### ENTRIES SUPPLIED
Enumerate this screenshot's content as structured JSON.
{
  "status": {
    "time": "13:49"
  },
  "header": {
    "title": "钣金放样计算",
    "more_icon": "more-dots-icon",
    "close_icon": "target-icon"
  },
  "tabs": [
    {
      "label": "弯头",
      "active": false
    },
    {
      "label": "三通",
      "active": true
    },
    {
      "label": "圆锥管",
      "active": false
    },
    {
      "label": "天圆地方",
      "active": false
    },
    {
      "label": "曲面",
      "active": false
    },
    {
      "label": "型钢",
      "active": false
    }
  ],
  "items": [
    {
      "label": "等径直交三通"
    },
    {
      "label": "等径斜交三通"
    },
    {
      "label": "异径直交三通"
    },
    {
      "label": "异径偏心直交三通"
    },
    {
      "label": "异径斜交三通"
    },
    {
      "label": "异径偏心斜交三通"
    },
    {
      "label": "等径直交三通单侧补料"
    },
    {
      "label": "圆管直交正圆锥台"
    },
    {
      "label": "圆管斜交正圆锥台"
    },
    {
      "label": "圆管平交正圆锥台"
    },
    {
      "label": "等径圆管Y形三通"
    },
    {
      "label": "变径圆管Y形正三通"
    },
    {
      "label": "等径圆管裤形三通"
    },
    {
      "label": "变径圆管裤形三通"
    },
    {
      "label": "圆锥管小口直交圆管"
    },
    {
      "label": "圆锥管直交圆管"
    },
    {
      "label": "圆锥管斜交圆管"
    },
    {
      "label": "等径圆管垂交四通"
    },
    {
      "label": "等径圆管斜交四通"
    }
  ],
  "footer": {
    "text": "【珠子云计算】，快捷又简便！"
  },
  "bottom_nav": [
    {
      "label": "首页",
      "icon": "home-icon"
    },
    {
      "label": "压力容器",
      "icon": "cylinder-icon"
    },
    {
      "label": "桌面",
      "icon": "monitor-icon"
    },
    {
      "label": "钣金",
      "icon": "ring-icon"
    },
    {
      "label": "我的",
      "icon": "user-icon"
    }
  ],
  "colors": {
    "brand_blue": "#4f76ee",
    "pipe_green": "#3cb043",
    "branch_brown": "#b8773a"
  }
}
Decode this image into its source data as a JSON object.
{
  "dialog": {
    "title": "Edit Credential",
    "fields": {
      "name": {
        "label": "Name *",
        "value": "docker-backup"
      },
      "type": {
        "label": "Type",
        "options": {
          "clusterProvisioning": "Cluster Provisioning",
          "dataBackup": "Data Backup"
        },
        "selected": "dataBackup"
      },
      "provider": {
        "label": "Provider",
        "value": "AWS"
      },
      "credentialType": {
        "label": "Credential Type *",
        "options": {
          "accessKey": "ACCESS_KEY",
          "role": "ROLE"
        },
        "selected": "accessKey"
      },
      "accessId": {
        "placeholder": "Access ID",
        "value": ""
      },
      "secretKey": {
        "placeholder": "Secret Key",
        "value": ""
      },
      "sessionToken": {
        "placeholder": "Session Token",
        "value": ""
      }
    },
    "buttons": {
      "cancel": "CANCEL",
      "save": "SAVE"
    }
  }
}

### REQUIRED WORK
All of the entries need to be reproduced exactly; please write them out.

### COMPLETE RESPONSE
Enumerate this screenshot's content as structured JSON.
{
  "status": {
    "time": "13:49"
  },
  "header": {
    "title": "钣金放样计算",
    "more_icon": "more-dots-icon",
    "close_icon": "target-icon"
  },
  "tabs": [
    {
      "label": "弯头",
      "active": false
    },
    {
      "label": "三通",
      "active": true
    },
    {
      "label": "圆锥管",
      "active": false
    },
    {
      "label": "天圆地方",
      "active": false
    },
    {
      "label": "曲面",
      "active": false
    },
    {
      "label": "型钢",
      "active": false
    }
  ],
  "items": [
    {
      "label": "等径直交三通"
    },
    {
      "label": "等径斜交三通"
    },
    {
      "label": "异径直交三通"
    },
    {
      "label": "异径偏心直交三通"
    },
    {
      "label": "异径斜交三通"
    },
    {
      "label": "异径偏心斜交三通"
    },
    {
      "label": "等径直交三通单侧补料"
    },
    {
      "label": "圆管直交正圆锥台"
    },
    {
      "label": "圆管斜交正圆锥台"
    },
    {
      "label": "圆管平交正圆锥台"
    },
    {
      "label": "等径圆管Y形三通"
    },
    {
      "label": "变径圆管Y形正三通"
    },
    {
      "label": "等径圆管裤形三通"
    },
    {
      "label": "变径圆管裤形三通"
    },
    {
      "label": "圆锥管小口直交圆管"
    },
    {
      "label": "圆锥管直交圆管"
    },
    {
      "label": "圆锥管斜交圆管"
    },
    {
      "label": "等径圆管垂交四通"
    },
    {
      "label": "等径圆管斜交四通"
    }
  ],
  "footer": {
    "text": "【珠子云计算】，快捷又简便！"
  },
  "bottom_nav": [
    {
      "label": "首页",
      "icon": "home-icon"
    },
    {
      "label": "压力容器",
      "icon": "cylinder-icon"
    },
    {
      "label": "桌面",
      "icon": "monitor-icon"
    },
    {
      "label": "钣金",
      "icon": "ring-icon"
    },
    {
      "label": "我的",
      "icon": "user-icon"
    }
  ],
  "colors": {
    "brand_blue": "#4f76ee",
    "pipe_green": "#3cb043",
    "branch_brown": "#b8773a"
  }
}
Decode this image into its source data as a JSON object.
{
  "dialog": {
    "title": "Edit Credential",
    "fields": {
      "name": {
        "label": "Name *",
        "value": "docker-backup"
      },
      "type": {
        "label": "Type",
        "options": {
          "clusterProvisioning": "Cluster Provisioning",
          "dataBackup": "Data Backup"
        },
        "selected": "dataBackup"
      },
      "provider": {
        "label": "Provider",
        "value": "AWS"
      },
      "credentialType": {
        "label": "Credential Type *",
        "options": {
          "accessKey": "ACCESS_KEY",
          "role": "ROLE"
        },
        "selected": "accessKey"
      },
      "accessId": {
        "placeholder": "Access ID",
        "value": ""
      },
      "secretKey": {
        "placeholder": "Secret Key",
        "value": ""
      },
      "sessionToken": {
        "placeholder": "Session Token",
        "value": ""
      }
    },
    "buttons": {
      "cancel": "CANCEL",
      "save": "SAVE"
    }
  }
}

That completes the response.